### What the task asks
Each entry should be quoted word for word, including every mark of punctuation.

══ Records ══

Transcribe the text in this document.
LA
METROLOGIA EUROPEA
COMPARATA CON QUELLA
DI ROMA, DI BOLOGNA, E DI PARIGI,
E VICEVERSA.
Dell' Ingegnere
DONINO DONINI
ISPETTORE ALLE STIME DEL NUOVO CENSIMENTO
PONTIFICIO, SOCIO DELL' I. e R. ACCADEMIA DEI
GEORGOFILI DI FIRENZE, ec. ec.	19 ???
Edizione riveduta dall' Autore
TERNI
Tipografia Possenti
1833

═══

### Task result
Transcribe the text in this document.
LA
METROLOGIA EUROPEA
COMPARATA CON QUELLA
DI ROMA, DI BOLOGNA, E DI PARIGI,
E VICEVERSA.
Dell' Ingegnere
DONINO DONINI
ISPETTORE ALLE STIME DEL NUOVO CENSIMENTO
PONTIFICIO, SOCIO DELL' I. e R. ACCADEMIA DEI
GEORGOFILI DI FIRENZE, ec. ec.	19 ???
Edizione riveduta dall' Autore
TERNI
Tipografia Possenti
1833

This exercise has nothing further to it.